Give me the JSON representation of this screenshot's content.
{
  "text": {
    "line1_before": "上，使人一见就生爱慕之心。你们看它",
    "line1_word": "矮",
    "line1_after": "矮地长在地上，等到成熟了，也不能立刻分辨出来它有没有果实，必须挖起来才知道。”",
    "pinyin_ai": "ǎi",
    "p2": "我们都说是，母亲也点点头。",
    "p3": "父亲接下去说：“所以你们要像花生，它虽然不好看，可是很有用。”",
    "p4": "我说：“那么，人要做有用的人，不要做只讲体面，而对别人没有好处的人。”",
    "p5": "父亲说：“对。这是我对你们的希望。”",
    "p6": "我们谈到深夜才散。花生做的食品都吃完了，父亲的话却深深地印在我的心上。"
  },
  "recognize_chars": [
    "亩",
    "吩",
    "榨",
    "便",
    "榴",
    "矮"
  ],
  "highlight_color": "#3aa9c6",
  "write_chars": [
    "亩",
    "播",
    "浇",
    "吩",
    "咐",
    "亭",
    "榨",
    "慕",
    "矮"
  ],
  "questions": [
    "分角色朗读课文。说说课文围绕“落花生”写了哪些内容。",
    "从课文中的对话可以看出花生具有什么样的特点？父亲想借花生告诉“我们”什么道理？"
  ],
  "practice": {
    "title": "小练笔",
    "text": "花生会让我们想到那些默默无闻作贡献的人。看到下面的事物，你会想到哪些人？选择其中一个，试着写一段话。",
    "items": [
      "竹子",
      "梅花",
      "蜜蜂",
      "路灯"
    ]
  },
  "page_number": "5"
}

**Work to do:** Only the count is needed: the number of lines in the data that include the word "text".

**Task output:** 2